> [Source material]:
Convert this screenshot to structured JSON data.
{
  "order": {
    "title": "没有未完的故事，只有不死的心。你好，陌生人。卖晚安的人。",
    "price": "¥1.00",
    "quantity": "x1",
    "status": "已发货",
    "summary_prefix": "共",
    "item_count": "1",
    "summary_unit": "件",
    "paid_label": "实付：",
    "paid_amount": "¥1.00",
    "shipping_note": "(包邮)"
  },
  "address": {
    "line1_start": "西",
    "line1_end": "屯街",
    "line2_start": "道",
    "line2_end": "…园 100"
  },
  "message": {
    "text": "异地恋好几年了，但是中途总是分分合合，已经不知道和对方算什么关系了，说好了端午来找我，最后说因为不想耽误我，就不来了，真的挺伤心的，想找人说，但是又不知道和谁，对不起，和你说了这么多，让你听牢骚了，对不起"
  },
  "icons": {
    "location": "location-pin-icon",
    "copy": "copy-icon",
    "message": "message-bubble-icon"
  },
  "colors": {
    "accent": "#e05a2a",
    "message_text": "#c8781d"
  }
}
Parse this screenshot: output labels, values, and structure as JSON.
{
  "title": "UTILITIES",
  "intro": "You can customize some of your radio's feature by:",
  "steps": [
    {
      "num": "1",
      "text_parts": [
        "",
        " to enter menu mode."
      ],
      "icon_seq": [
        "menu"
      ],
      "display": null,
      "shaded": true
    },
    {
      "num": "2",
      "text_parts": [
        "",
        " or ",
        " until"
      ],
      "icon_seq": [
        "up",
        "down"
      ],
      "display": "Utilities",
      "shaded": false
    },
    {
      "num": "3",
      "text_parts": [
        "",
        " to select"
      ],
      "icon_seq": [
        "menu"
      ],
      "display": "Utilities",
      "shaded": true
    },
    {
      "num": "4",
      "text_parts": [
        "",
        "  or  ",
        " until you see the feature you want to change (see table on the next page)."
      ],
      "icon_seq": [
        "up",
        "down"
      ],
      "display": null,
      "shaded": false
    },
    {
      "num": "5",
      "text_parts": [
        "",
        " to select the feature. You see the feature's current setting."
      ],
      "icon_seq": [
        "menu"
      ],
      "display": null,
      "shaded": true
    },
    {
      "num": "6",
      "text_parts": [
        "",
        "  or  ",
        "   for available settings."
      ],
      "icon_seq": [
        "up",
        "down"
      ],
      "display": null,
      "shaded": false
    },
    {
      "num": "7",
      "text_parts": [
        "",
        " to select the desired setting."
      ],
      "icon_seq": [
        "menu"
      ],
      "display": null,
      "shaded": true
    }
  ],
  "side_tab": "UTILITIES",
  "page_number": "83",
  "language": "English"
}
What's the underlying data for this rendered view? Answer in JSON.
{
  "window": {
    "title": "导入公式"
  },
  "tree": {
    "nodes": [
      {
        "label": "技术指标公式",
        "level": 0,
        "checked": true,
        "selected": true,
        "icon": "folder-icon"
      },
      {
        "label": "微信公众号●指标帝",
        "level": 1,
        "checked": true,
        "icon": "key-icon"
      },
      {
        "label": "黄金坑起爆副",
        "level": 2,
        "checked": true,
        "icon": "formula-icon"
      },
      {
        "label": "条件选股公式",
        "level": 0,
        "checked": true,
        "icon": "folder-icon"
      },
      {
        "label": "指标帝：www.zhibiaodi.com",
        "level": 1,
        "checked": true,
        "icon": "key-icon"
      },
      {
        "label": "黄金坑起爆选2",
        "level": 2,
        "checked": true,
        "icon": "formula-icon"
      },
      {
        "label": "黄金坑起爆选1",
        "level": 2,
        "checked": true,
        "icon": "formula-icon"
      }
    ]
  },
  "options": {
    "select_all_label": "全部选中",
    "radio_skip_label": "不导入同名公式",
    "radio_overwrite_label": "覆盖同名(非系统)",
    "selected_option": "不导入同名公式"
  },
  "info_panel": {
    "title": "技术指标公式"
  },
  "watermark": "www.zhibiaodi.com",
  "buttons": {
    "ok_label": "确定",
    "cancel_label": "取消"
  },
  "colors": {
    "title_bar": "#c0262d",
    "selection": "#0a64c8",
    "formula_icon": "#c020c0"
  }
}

> [Task objective]: Please reproduce each line exactly as written.

> [Exercise output]:
Convert this screenshot to structured JSON data.
{
  "order": {
    "title": "没有未完的故事，只有不死的心。你好，陌生人。卖晚安的人。",
    "price": "¥1.00",
    "quantity": "x1",
    "status": "已发货",
    "summary_prefix": "共",
    "item_count": "1",
    "summary_unit": "件",
    "paid_label": "实付：",
    "paid_amount": "¥1.00",
    "shipping_note": "(包邮)"
  },
  "address": {
    "line1_start": "西",
    "line1_end": "屯街",
    "line2_start": "道",
    "line2_end": "…园 100"
  },
  "message": {
    "text": "异地恋好几年了，但是中途总是分分合合，已经不知道和对方算什么关系了，说好了端午来找我，最后说因为不想耽误我，就不来了，真的挺伤心的，想找人说，但是又不知道和谁，对不起，和你说了这么多，让你听牢骚了，对不起"
  },
  "icons": {
    "location": "location-pin-icon",
    "copy": "copy-icon",
    "message": "message-bubble-icon"
  },
  "colors": {
    "accent": "#e05a2a",
    "message_text": "#c8781d"
  }
}
Parse this screenshot: output labels, values, and structure as JSON.
{
  "title": "UTILITIES",
  "intro": "You can customize some of your radio's feature by:",
  "steps": [
    {
      "num": "1",
      "text_parts": [
        "",
        " to enter menu mode."
      ],
      "icon_seq": [
        "menu"
      ],
      "display": null,
      "shaded": true
    },
    {
      "num": "2",
      "text_parts": [
        "",
        " or ",
        " until"
      ],
      "icon_seq": [
        "up",
        "down"
      ],
      "display": "Utilities",
      "shaded": false
    },
    {
      "num": "3",
      "text_parts": [
        "",
        " to select"
      ],
      "icon_seq": [
        "menu"
      ],
      "display": "Utilities",
      "shaded": true
    },
    {
      "num": "4",
      "text_parts": [
        "",
        "  or  ",
        " until you see the feature you want to change (see table on the next page)."
      ],
      "icon_seq": [
        "up",
        "down"
      ],
      "display": null,
      "shaded": false
    },
    {
      "num": "5",
      "text_parts": [
        "",
        " to select the feature. You see the feature's current setting."
      ],
      "icon_seq": [
        "menu"
      ],
      "display": null,
      "shaded": true
    },
    {
      "num": "6",
      "text_parts": [
        "",
        "  or  ",
        "   for available settings."
      ],
      "icon_seq": [
        "up",
        "down"
      ],
      "display": null,
      "shaded": false
    },
    {
      "num": "7",
      "text_parts": [
        "",
        " to select the desired setting."
      ],
      "icon_seq": [
        "menu"
      ],
      "display": null,
      "shaded": true
    }
  ],
  "side_tab": "UTILITIES",
  "page_number": "83",
  "language": "English"
}
What's the underlying data for this rendered view? Answer in JSON.
{
  "window": {
    "title": "导入公式"
  },
  "tree": {
    "nodes": [
      {
        "label": "技术指标公式",
        "level": 0,
        "checked": true,
        "selected": true,
        "icon": "folder-icon"
      },
      {
        "label": "微信公众号●指标帝",
        "level": 1,
        "checked": true,
        "icon": "key-icon"
      },
      {
        "label": "黄金坑起爆副",
        "level": 2,
        "checked": true,
        "icon": "formula-icon"
      },
      {
        "label": "条件选股公式",
        "level": 0,
        "checked": true,
        "icon": "folder-icon"
      },
      {
        "label": "指标帝：www.zhibiaodi.com",
        "level": 1,
        "checked": true,
        "icon": "key-icon"
      },
      {
        "label": "黄金坑起爆选2",
        "level": 2,
        "checked": true,
        "icon": "formula-icon"
      },
      {
        "label": "黄金坑起爆选1",
        "level": 2,
        "checked": true,
        "icon": "formula-icon"
      }
    ]
  },
  "options": {
    "select_all_label": "全部选中",
    "radio_skip_label": "不导入同名公式",
    "radio_overwrite_label": "覆盖同名(非系统)",
    "selected_option": "不导入同名公式"
  },
  "info_panel": {
    "title": "技术指标公式"
  },
  "watermark": "www.zhibiaodi.com",
  "buttons": {
    "ok_label": "确定",
    "cancel_label": "取消"
  },
  "colors": {
    "title_bar": "#c0262d",
    "selection": "#0a64c8",
    "formula_icon": "#c020c0"
  }
}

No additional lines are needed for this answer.